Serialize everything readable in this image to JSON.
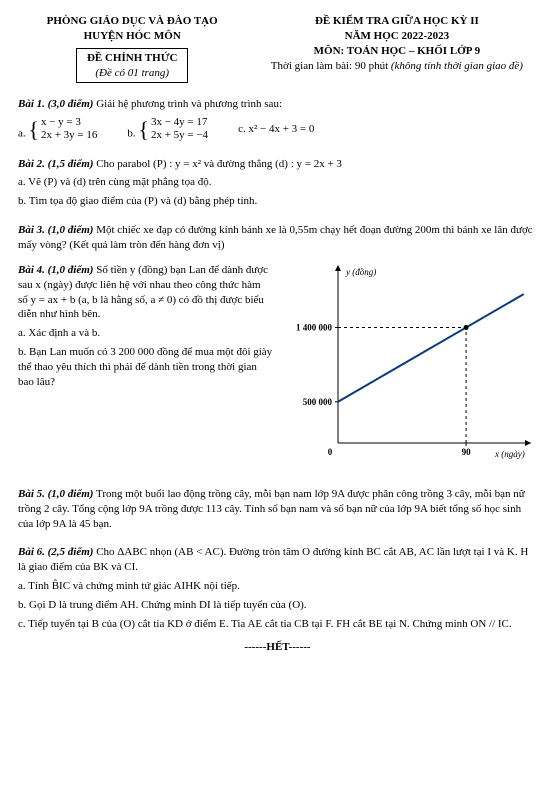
{
  "header": {
    "left_line1": "PHÒNG GIÁO DỤC VÀ ĐÀO TẠO",
    "left_line2": "HUYỆN HÓC MÔN",
    "box_line1": "ĐỀ CHÍNH THỨC",
    "box_line2": "(Đề có 01 trang)",
    "right_line1": "ĐỀ KIỂM TRA GIỮA HỌC KỲ II",
    "right_line2": "NĂM HỌC 2022-2023",
    "right_line3": "MÔN: TOÁN HỌC – KHỐI LỚP 9",
    "right_line4_a": "Thời gian làm bài: 90 phút ",
    "right_line4_b": "(không tính thời gian giao đề)"
  },
  "bai1": {
    "title": "Bài 1. (3,0 điểm)",
    "prompt": " Giải hệ phương trình và phương trình sau:",
    "a_label": "a.",
    "a_eq1": "x − y = 3",
    "a_eq2": "2x + 3y = 16",
    "b_label": "b.",
    "b_eq1": "3x − 4y = 17",
    "b_eq2": "2x + 5y = −4",
    "c_label": "c. x² − 4x + 3 = 0"
  },
  "bai2": {
    "title": "Bài 2. (1,5 điểm)",
    "prompt": " Cho parabol (P) : y = x² và đường thẳng (d) : y = 2x + 3",
    "a": "a. Vẽ (P) và (d) trên cùng mặt phẳng tọa độ.",
    "b": "b. Tìm tọa độ giao điểm của (P) và (d) bằng phép tính."
  },
  "bai3": {
    "title": "Bài 3. (1,0 điểm)",
    "prompt": " Một chiếc xe đạp có đường kính bánh xe là 0,55m chạy hết đoạn đường 200m thì bánh xe lăn được mấy vòng? (Kết quả làm tròn đến hàng đơn vị)"
  },
  "bai4": {
    "title": "Bài 4. (1,0 điểm)",
    "prompt": " Số tiền y (đồng) bạn Lan để dành được sau x (ngày) được liên hệ với nhau theo công thức hàm số y = ax + b (a, b là hằng số, a ≠ 0) có đồ thị được biểu diễn như hình bên.",
    "a": "a. Xác định a và b.",
    "b": "b. Bạn Lan muốn có 3 200 000 đồng để mua một đôi giày thể thao yêu thích thì phải để dành tiền trong thời gian bao lâu?"
  },
  "chart": {
    "type": "line",
    "y_axis_label": "y (đồng)",
    "x_axis_label": "x (ngày)",
    "y_ticks": [
      "500 000",
      "1 400 000"
    ],
    "y_tick_positions": [
      500000,
      1400000
    ],
    "x_ticks": [
      "0",
      "90"
    ],
    "x_tick_positions": [
      0,
      90
    ],
    "line_points": [
      [
        0,
        500000
      ],
      [
        90,
        1400000
      ]
    ],
    "line_extends_beyond": true,
    "line_color": "#0a3a7a",
    "axis_color": "#000000",
    "dash_color": "#000000",
    "background_color": "#ffffff",
    "xlim": [
      0,
      130
    ],
    "ylim": [
      0,
      2000000
    ],
    "marker_at": [
      90,
      1400000
    ],
    "label_fontsize": 9
  },
  "bai5": {
    "title": "Bài 5. (1,0 điểm)",
    "prompt": " Trong một buổi lao động trồng cây, mỗi bạn nam lớp 9A được phân công trồng 3 cây, mỗi bạn nữ trồng 2 cây. Tổng cộng lớp 9A trồng được 113 cây. Tính số bạn nam và số bạn nữ của lớp 9A biết tổng số học sinh của lớp 9A là 45 bạn."
  },
  "bai6": {
    "title": "Bài 6. (2,5 điểm)",
    "prompt": " Cho ΔABC nhọn (AB < AC). Đường tròn tâm O đường kính BC cắt AB, AC lần lượt tại I và K. H là giao điểm của BK và CI.",
    "a": "a. Tính B̂IC và chứng minh tứ giác AIHK nội tiếp.",
    "b": "b. Gọi D là trung điểm AH. Chứng minh DI là tiếp tuyến của (O).",
    "c": "c. Tiếp tuyến tại B của (O) cắt tia KD ở điểm E. Tia AE cắt tia CB tại F. FH cắt BE tại N. Chứng minh ON // IC."
  },
  "footer": "------HẾT------"
}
----------
-- AIM --
Look through the data above. Each line containing the word "ngày" needs to be copied.

-- SOLUTION FOR THIS EXERCISE --
    "prompt": " Số tiền y (đồng) bạn Lan để dành được sau x (ngày) được liên hệ với nhau theo công thức hàm số y = ax + b (a, b là hằng số, a ≠ 0) có đồ thị được biểu diễn như hình bên.",
    "x_axis_label": "x (ngày)",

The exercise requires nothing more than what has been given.